◆ **SHORT TASK**
Retype every entry in its entirety, without alteration.

◆ **EXERCISE DATA**

◇ ◇ ◇ ◇

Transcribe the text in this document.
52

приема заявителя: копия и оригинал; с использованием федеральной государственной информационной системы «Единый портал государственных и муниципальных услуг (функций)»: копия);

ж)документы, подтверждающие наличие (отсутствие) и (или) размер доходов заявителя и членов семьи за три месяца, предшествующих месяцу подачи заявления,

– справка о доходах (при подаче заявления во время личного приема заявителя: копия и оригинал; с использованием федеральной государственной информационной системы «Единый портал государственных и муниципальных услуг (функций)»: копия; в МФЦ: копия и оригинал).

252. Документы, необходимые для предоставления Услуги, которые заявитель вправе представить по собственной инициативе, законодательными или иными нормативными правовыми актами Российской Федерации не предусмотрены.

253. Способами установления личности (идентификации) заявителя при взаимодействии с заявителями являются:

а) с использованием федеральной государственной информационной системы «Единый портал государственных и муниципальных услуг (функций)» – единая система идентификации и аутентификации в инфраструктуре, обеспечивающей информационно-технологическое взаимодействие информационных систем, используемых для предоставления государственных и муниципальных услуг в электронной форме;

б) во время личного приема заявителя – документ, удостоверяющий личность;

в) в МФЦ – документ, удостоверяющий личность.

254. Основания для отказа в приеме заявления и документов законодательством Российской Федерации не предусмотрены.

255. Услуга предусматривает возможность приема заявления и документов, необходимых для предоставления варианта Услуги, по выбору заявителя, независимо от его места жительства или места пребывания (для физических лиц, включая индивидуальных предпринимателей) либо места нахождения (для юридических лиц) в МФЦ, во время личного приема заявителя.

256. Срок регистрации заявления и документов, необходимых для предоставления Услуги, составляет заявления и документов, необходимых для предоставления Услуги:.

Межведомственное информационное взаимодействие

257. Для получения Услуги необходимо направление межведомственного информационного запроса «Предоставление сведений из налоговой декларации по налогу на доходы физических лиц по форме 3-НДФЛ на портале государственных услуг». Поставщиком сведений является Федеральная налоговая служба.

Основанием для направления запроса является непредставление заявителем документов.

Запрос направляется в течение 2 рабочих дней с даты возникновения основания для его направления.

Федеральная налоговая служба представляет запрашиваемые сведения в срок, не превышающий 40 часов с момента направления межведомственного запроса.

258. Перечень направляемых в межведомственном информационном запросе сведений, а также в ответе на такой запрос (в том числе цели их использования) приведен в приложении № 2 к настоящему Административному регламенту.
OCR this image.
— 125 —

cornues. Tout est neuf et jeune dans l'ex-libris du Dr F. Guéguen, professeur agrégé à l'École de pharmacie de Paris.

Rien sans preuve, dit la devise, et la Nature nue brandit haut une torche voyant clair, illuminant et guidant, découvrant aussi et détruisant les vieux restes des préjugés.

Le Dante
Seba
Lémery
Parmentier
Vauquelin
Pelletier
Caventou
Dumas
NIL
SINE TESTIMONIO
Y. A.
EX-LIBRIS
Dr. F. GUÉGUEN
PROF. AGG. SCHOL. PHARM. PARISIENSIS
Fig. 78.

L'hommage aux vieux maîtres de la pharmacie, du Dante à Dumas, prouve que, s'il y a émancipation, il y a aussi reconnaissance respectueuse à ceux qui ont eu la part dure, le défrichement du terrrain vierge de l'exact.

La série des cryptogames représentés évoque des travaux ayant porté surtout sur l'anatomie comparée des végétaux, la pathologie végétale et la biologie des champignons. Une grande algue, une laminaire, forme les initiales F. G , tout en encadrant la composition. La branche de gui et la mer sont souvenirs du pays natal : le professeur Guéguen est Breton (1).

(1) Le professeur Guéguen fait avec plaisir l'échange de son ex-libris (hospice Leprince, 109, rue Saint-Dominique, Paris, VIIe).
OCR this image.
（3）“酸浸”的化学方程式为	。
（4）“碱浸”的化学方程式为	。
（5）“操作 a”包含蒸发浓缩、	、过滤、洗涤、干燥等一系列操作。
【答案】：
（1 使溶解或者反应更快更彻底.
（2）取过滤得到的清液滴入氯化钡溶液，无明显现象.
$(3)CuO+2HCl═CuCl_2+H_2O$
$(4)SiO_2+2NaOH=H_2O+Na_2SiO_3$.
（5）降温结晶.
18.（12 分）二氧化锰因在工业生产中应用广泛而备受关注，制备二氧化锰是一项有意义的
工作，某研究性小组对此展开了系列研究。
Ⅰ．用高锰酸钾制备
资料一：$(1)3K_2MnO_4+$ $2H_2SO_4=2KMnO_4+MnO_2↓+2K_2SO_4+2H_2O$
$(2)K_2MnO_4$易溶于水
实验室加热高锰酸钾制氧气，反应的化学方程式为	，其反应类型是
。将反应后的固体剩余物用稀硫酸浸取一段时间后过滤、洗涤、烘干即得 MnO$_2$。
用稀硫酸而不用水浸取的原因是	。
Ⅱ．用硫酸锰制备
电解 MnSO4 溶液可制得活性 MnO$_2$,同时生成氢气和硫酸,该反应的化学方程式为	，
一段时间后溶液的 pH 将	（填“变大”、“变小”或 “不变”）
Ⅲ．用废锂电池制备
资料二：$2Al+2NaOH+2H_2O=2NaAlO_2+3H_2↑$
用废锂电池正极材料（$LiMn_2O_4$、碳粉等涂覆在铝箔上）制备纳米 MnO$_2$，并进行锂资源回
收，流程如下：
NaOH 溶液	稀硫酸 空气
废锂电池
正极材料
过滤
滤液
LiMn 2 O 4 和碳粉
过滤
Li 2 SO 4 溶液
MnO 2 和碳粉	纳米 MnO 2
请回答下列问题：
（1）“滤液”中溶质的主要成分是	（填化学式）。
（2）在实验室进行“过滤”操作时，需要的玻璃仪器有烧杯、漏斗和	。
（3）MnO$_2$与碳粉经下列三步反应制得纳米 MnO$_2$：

◇ ◇ ◇ ◇

◆ **EXERCISE OUTPUT**
Transcribe the text in this document.
52

приема заявителя: копия и оригинал; с использованием федеральной государственной информационной системы «Единый портал государственных и муниципальных услуг (функций)»: копия);

ж)документы, подтверждающие наличие (отсутствие) и (или) размер доходов заявителя и членов семьи за три месяца, предшествующих месяцу подачи заявления,

– справка о доходах (при подаче заявления во время личного приема заявителя: копия и оригинал; с использованием федеральной государственной информационной системы «Единый портал государственных и муниципальных услуг (функций)»: копия; в МФЦ: копия и оригинал).

252. Документы, необходимые для предоставления Услуги, которые заявитель вправе представить по собственной инициативе, законодательными или иными нормативными правовыми актами Российской Федерации не предусмотрены.

253. Способами установления личности (идентификации) заявителя при взаимодействии с заявителями являются:

а) с использованием федеральной государственной информационной системы «Единый портал государственных и муниципальных услуг (функций)» – единая система идентификации и аутентификации в инфраструктуре, обеспечивающей информационно-технологическое взаимодействие информационных систем, используемых для предоставления государственных и муниципальных услуг в электронной форме;

б) во время личного приема заявителя – документ, удостоверяющий личность;

в) в МФЦ – документ, удостоверяющий личность.

254. Основания для отказа в приеме заявления и документов законодательством Российской Федерации не предусмотрены.

255. Услуга предусматривает возможность приема заявления и документов, необходимых для предоставления варианта Услуги, по выбору заявителя, независимо от его места жительства или места пребывания (для физических лиц, включая индивидуальных предпринимателей) либо места нахождения (для юридических лиц) в МФЦ, во время личного приема заявителя.

256. Срок регистрации заявления и документов, необходимых для предоставления Услуги, составляет заявления и документов, необходимых для предоставления Услуги:.

Межведомственное информационное взаимодействие

257. Для получения Услуги необходимо направление межведомственного информационного запроса «Предоставление сведений из налоговой декларации по налогу на доходы физических лиц по форме 3-НДФЛ на портале государственных услуг». Поставщиком сведений является Федеральная налоговая служба.

Основанием для направления запроса является непредставление заявителем документов.

Запрос направляется в течение 2 рабочих дней с даты возникновения основания для его направления.

Федеральная налоговая служба представляет запрашиваемые сведения в срок, не превышающий 40 часов с момента направления межведомственного запроса.

258. Перечень направляемых в межведомственном информационном запросе сведений, а также в ответе на такой запрос (в том числе цели их использования) приведен в приложении № 2 к настоящему Административному регламенту.
OCR this image.
— 125 —

cornues. Tout est neuf et jeune dans l'ex-libris du Dr F. Guéguen, professeur agrégé à l'École de pharmacie de Paris.

Rien sans preuve, dit la devise, et la Nature nue brandit haut une torche voyant clair, illuminant et guidant, découvrant aussi et détruisant les vieux restes des préjugés.

Le Dante
Seba
Lémery
Parmentier
Vauquelin
Pelletier
Caventou
Dumas
NIL
SINE TESTIMONIO
Y. A.
EX-LIBRIS
Dr. F. GUÉGUEN
PROF. AGG. SCHOL. PHARM. PARISIENSIS
Fig. 78.

L'hommage aux vieux maîtres de la pharmacie, du Dante à Dumas, prouve que, s'il y a émancipation, il y a aussi reconnaissance respectueuse à ceux qui ont eu la part dure, le défrichement du terrrain vierge de l'exact.

La série des cryptogames représentés évoque des travaux ayant porté surtout sur l'anatomie comparée des végétaux, la pathologie végétale et la biologie des champignons. Une grande algue, une laminaire, forme les initiales F. G , tout en encadrant la composition. La branche de gui et la mer sont souvenirs du pays natal : le professeur Guéguen est Breton (1).

(1) Le professeur Guéguen fait avec plaisir l'échange de son ex-libris (hospice Leprince, 109, rue Saint-Dominique, Paris, VIIe).
OCR this image.
（3）“酸浸”的化学方程式为	。
（4）“碱浸”的化学方程式为	。
（5）“操作 a”包含蒸发浓缩、	、过滤、洗涤、干燥等一系列操作。
【答案】：
（1 使溶解或者反应更快更彻底.
（2）取过滤得到的清液滴入氯化钡溶液，无明显现象.
$(3)CuO+2HCl═CuCl_2+H_2O$
$(4)SiO_2+2NaOH=H_2O+Na_2SiO_3$.
（5）降温结晶.
18.（12 分）二氧化锰因在工业生产中应用广泛而备受关注，制备二氧化锰是一项有意义的
工作，某研究性小组对此展开了系列研究。
Ⅰ．用高锰酸钾制备
资料一：$(1)3K_2MnO_4+$ $2H_2SO_4=2KMnO_4+MnO_2↓+2K_2SO_4+2H_2O$
$(2)K_2MnO_4$易溶于水
实验室加热高锰酸钾制氧气，反应的化学方程式为	，其反应类型是
。将反应后的固体剩余物用稀硫酸浸取一段时间后过滤、洗涤、烘干即得 MnO$_2$。
用稀硫酸而不用水浸取的原因是	。
Ⅱ．用硫酸锰制备
电解 MnSO4 溶液可制得活性 MnO$_2$,同时生成氢气和硫酸,该反应的化学方程式为	，
一段时间后溶液的 pH 将	（填“变大”、“变小”或 “不变”）
Ⅲ．用废锂电池制备
资料二：$2Al+2NaOH+2H_2O=2NaAlO_2+3H_2↑$
用废锂电池正极材料（$LiMn_2O_4$、碳粉等涂覆在铝箔上）制备纳米 MnO$_2$，并进行锂资源回
收，流程如下：
NaOH 溶液	稀硫酸 空气
废锂电池
正极材料
过滤
滤液
LiMn 2 O 4 和碳粉
过滤
Li 2 SO 4 溶液
MnO 2 和碳粉	纳米 MnO 2
请回答下列问题：
（1）“滤液”中溶质的主要成分是	（填化学式）。
（2）在实验室进行“过滤”操作时，需要的玻璃仪器有烧杯、漏斗和	。
（3）MnO$_2$与碳粉经下列三步反应制得纳米 MnO$_2$：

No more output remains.